[Source records]
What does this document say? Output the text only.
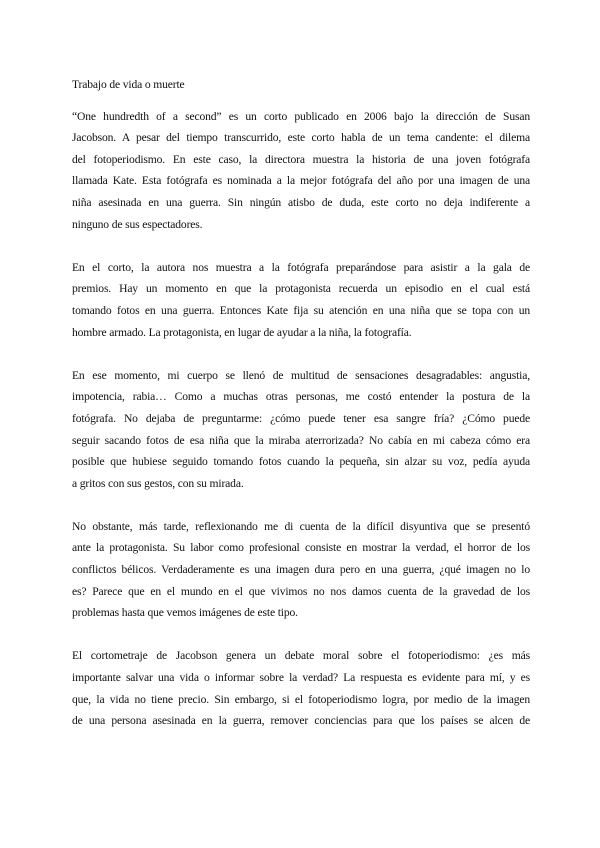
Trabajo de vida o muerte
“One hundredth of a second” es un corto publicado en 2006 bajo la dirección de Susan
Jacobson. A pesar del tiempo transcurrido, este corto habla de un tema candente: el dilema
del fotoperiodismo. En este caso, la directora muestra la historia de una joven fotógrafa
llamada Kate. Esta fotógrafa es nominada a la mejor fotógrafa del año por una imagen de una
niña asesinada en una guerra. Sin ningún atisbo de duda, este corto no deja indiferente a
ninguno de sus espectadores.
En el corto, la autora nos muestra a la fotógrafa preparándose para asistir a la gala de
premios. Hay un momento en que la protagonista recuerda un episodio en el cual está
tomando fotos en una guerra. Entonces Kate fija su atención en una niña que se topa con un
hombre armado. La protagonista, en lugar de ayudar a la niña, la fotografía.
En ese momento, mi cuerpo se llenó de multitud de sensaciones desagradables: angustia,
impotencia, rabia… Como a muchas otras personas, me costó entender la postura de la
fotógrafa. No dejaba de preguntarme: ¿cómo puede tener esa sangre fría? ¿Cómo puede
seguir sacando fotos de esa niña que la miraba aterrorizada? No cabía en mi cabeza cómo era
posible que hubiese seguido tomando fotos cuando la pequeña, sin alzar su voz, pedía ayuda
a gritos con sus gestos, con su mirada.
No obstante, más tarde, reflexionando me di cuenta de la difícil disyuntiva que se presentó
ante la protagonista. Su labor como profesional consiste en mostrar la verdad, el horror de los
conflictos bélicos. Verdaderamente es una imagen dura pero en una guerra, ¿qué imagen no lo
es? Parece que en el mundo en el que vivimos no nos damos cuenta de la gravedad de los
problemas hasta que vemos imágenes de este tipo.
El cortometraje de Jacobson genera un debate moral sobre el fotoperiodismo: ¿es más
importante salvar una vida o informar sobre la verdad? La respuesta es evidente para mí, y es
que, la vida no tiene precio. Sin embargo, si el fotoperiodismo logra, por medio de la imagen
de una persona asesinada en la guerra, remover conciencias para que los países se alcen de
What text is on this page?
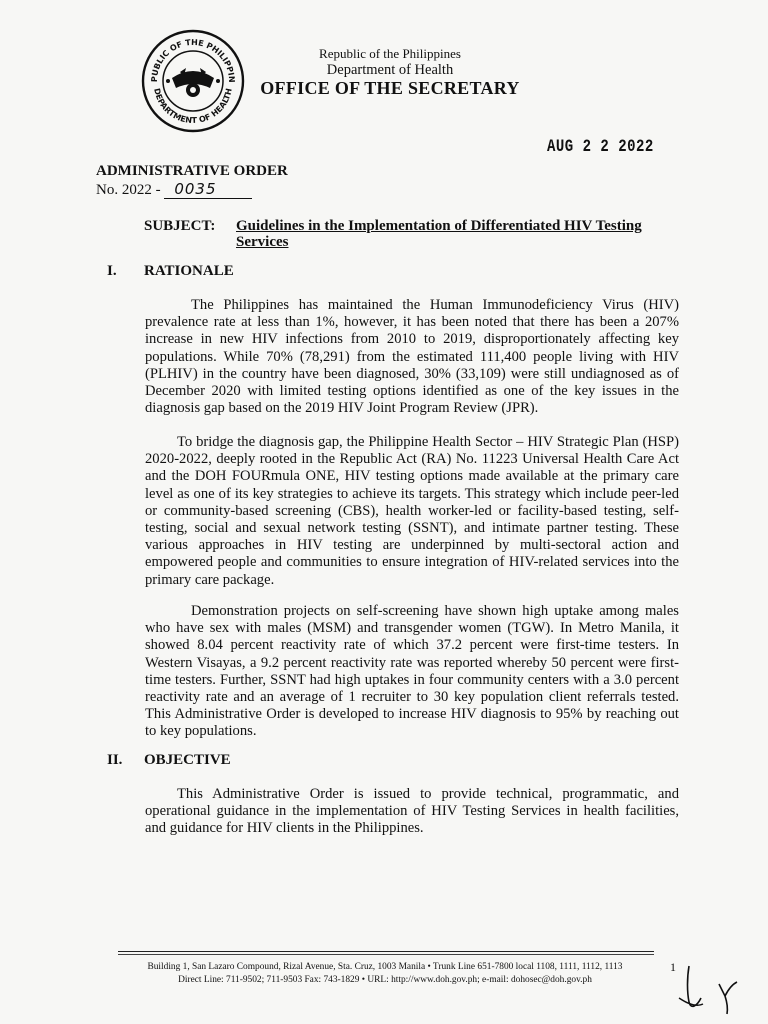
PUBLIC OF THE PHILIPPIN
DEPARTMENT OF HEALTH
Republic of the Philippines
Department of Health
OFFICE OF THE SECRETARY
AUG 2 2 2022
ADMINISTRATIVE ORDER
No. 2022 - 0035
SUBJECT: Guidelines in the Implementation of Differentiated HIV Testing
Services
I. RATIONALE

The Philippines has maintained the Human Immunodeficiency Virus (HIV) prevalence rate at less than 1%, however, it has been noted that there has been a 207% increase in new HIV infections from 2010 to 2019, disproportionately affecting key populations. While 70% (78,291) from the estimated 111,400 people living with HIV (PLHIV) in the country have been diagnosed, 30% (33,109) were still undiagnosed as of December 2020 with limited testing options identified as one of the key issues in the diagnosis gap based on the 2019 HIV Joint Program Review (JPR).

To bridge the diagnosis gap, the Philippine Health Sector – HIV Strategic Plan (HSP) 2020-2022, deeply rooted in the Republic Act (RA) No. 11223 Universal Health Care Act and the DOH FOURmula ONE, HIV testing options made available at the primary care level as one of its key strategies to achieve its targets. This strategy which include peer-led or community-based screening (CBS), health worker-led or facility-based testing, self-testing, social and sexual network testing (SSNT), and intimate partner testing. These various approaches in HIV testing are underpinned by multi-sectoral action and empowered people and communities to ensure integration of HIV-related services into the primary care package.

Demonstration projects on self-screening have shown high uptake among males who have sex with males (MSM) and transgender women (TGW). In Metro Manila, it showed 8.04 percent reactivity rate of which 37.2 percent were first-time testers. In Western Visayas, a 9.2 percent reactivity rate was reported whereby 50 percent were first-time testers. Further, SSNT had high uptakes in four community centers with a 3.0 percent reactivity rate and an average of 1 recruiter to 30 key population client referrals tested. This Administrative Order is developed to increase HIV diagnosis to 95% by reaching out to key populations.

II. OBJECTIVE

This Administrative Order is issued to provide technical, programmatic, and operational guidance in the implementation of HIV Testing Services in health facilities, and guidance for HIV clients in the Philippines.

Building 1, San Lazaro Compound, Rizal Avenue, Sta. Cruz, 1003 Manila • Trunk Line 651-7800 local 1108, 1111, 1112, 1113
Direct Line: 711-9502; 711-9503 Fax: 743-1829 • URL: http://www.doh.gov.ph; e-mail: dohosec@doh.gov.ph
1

--

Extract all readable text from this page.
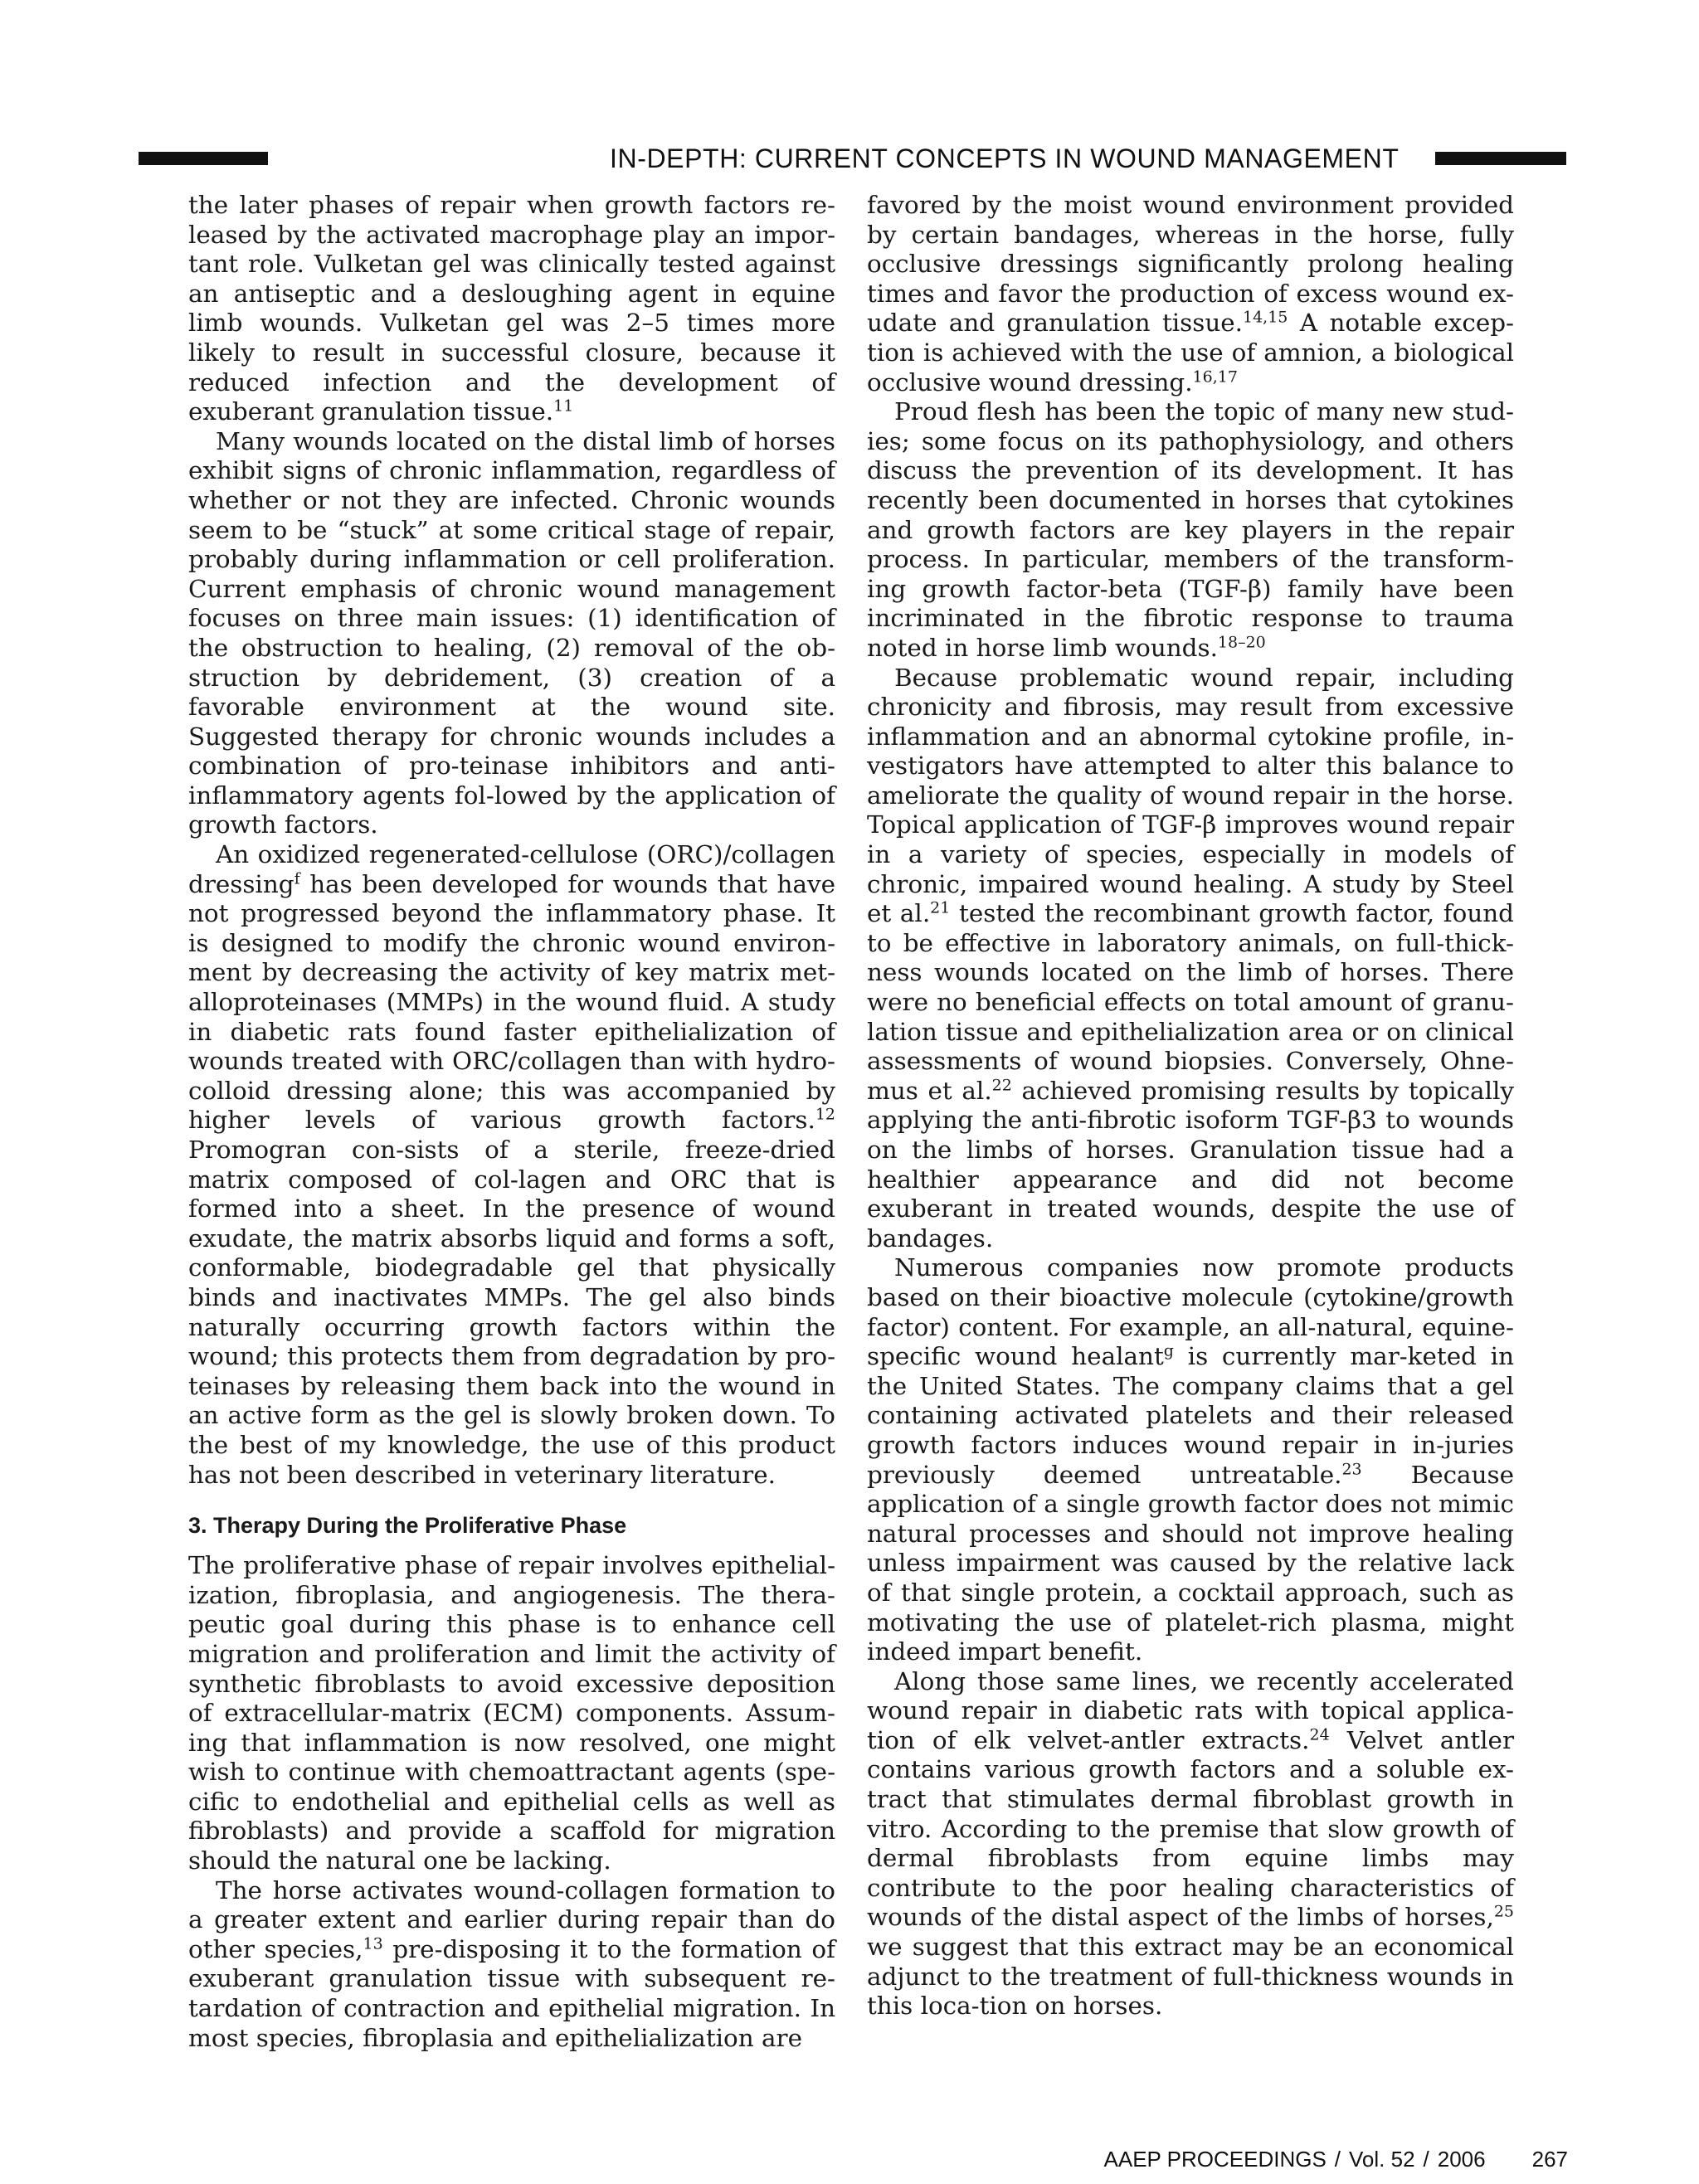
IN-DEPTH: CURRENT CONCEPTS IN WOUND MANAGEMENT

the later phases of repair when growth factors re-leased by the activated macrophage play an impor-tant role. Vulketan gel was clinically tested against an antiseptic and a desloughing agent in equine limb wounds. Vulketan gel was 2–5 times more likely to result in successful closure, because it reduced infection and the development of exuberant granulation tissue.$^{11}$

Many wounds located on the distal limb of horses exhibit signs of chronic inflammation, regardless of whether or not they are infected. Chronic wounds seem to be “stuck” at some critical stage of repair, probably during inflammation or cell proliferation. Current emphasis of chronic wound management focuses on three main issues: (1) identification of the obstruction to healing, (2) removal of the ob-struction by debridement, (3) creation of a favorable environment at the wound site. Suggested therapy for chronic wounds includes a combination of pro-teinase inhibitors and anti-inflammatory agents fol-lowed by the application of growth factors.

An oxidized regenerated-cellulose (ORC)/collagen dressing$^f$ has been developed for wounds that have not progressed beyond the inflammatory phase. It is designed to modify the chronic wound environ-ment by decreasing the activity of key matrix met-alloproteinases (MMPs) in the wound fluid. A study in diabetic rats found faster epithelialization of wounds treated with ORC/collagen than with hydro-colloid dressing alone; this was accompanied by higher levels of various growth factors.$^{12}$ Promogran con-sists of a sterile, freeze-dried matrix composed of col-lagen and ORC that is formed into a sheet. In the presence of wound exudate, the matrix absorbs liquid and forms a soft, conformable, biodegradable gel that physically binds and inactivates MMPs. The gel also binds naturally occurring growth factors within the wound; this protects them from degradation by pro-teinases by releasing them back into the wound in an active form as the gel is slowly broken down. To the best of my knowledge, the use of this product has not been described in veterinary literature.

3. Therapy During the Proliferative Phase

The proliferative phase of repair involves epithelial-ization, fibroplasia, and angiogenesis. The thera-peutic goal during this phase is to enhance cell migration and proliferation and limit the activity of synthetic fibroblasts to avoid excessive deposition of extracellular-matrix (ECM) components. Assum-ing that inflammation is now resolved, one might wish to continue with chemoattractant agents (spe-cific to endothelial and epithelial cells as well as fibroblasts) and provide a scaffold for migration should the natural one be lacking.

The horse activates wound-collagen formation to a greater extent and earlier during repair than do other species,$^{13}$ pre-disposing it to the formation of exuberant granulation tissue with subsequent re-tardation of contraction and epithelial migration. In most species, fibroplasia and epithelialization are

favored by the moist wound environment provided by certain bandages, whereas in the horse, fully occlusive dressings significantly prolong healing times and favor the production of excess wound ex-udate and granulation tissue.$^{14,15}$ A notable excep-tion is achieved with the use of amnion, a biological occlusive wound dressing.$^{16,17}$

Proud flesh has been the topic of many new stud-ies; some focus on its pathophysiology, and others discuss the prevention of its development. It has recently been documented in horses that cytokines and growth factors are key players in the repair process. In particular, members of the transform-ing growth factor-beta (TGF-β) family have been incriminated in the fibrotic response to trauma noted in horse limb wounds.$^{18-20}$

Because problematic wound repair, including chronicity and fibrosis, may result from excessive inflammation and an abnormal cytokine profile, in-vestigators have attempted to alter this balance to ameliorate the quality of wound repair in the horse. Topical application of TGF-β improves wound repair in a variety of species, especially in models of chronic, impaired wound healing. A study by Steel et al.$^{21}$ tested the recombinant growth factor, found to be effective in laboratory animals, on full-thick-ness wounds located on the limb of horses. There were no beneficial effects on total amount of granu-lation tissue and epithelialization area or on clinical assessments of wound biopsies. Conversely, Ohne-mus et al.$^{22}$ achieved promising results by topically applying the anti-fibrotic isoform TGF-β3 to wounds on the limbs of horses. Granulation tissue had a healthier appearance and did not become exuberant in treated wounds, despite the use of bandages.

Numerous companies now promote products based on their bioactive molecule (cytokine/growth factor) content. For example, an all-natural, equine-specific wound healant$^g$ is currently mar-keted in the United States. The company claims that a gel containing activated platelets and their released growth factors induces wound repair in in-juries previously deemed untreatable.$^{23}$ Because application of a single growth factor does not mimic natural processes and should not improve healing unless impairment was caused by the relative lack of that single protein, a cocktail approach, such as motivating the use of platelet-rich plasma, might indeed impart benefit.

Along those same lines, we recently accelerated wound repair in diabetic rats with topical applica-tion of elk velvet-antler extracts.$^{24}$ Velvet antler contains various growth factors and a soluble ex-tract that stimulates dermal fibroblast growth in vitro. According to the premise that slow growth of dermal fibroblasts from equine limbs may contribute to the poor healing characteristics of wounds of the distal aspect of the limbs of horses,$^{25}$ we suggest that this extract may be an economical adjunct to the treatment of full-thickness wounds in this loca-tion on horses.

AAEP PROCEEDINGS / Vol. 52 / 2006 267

The problem: Check every line above for the string "fotógrafa" and state how many have it, with no other words.

Solution to this problem: 4